Exercise brief » An exact reproduction of the records is required, with all images left out.
** start of Record list **
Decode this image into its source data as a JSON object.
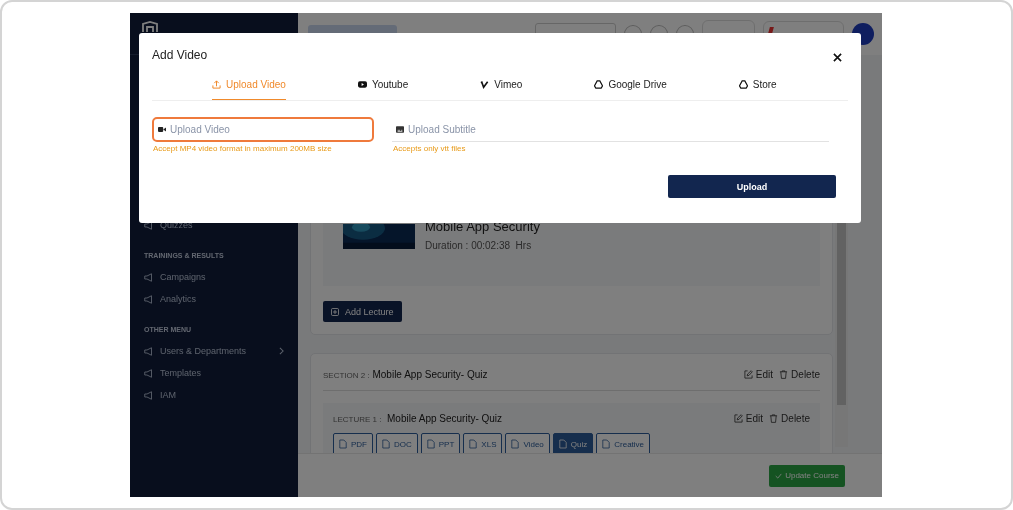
{
  "sidebar": {
    "items": [
      {
        "kind": "link",
        "label": "Quizzes"
      },
      {
        "kind": "heading",
        "label": "TRAININGS & RESULTS"
      },
      {
        "kind": "link",
        "label": "Campaigns"
      },
      {
        "kind": "link",
        "label": "Analytics"
      },
      {
        "kind": "heading",
        "label": "OTHER MENU"
      },
      {
        "kind": "submenu",
        "label": "Users & Departments"
      },
      {
        "kind": "link",
        "label": "Templates"
      },
      {
        "kind": "link",
        "label": "IAM"
      }
    ]
  },
  "course": {
    "lecture_card": {
      "title": "Mobile App Security",
      "duration": "Duration : 00:02:38  Hrs"
    },
    "add_lecture": "Add Lecture",
    "section": {
      "prefix": "SECTION 2 :",
      "title": "Mobile App Security- Quiz",
      "edit": "Edit",
      "delete": "Delete"
    },
    "lecture": {
      "prefix": "LECTURE 1 :",
      "title": "Mobile App Security- Quiz",
      "edit": "Edit",
      "delete": "Delete",
      "file_types": [
        {
          "label": "PDF",
          "selected": false
        },
        {
          "label": "DOC",
          "selected": false
        },
        {
          "label": "PPT",
          "selected": false
        },
        {
          "label": "XLS",
          "selected": false
        },
        {
          "label": "Video",
          "selected": false
        },
        {
          "label": "Quiz",
          "selected": true
        },
        {
          "label": "Creative",
          "selected": false
        }
      ]
    }
  },
  "footer": {
    "button": "Update Course"
  },
  "modal": {
    "title": "Add Video",
    "tabs": [
      {
        "label": "Upload Video",
        "selected": true
      },
      {
        "label": "Youtube",
        "selected": false
      },
      {
        "label": "Vimeo",
        "selected": false
      },
      {
        "label": "Google Drive",
        "selected": false
      },
      {
        "label": "Store",
        "selected": false
      }
    ],
    "fields": [
      {
        "kind": "video",
        "placeholder": "Upload Video",
        "hint": "Accept MP4 video format in maximum 200MB size",
        "focused": true
      },
      {
        "kind": "subtitle",
        "placeholder": "Upload Subtitle",
        "hint": "Accepts only vtt files",
        "focused": false
      }
    ],
    "button": "Upload"
  }
}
** end of Record list **
Correct response »
Decode this image into its source data as a JSON object.
{
  "sidebar": {
    "items": [
      {
        "kind": "link",
        "label": "Quizzes"
      },
      {
        "kind": "heading",
        "label": "TRAININGS & RESULTS"
      },
      {
        "kind": "link",
        "label": "Campaigns"
      },
      {
        "kind": "link",
        "label": "Analytics"
      },
      {
        "kind": "heading",
        "label": "OTHER MENU"
      },
      {
        "kind": "submenu",
        "label": "Users & Departments"
      },
      {
        "kind": "link",
        "label": "Templates"
      },
      {
        "kind": "link",
        "label": "IAM"
      }
    ]
  },
  "course": {
    "lecture_card": {
      "title": "Mobile App Security",
      "duration": "Duration : 00:02:38  Hrs"
    },
    "add_lecture": "Add Lecture",
    "section": {
      "prefix": "SECTION 2 :",
      "title": "Mobile App Security- Quiz",
      "edit": "Edit",
      "delete": "Delete"
    },
    "lecture": {
      "prefix": "LECTURE 1 :",
      "title": "Mobile App Security- Quiz",
      "edit": "Edit",
      "delete": "Delete",
      "file_types": [
        {
          "label": "PDF",
          "selected": false
        },
        {
          "label": "DOC",
          "selected": false
        },
        {
          "label": "PPT",
          "selected": false
        },
        {
          "label": "XLS",
          "selected": false
        },
        {
          "label": "Video",
          "selected": false
        },
        {
          "label": "Quiz",
          "selected": true
        },
        {
          "label": "Creative",
          "selected": false
        }
      ]
    }
  },
  "footer": {
    "button": "Update Course"
  },
  "modal": {
    "title": "Add Video",
    "tabs": [
      {
        "label": "Upload Video",
        "selected": true
      },
      {
        "label": "Youtube",
        "selected": false
      },
      {
        "label": "Vimeo",
        "selected": false
      },
      {
        "label": "Google Drive",
        "selected": false
      },
      {
        "label": "Store",
        "selected": false
      }
    ],
    "fields": [
      {
        "kind": "video",
        "placeholder": "Upload Video",
        "hint": "Accept MP4 video format in maximum 200MB size",
        "focused": true
      },
      {
        "kind": "subtitle",
        "placeholder": "Upload Subtitle",
        "hint": "Accepts only vtt files",
        "focused": false
      }
    ],
    "button": "Upload"
  }
}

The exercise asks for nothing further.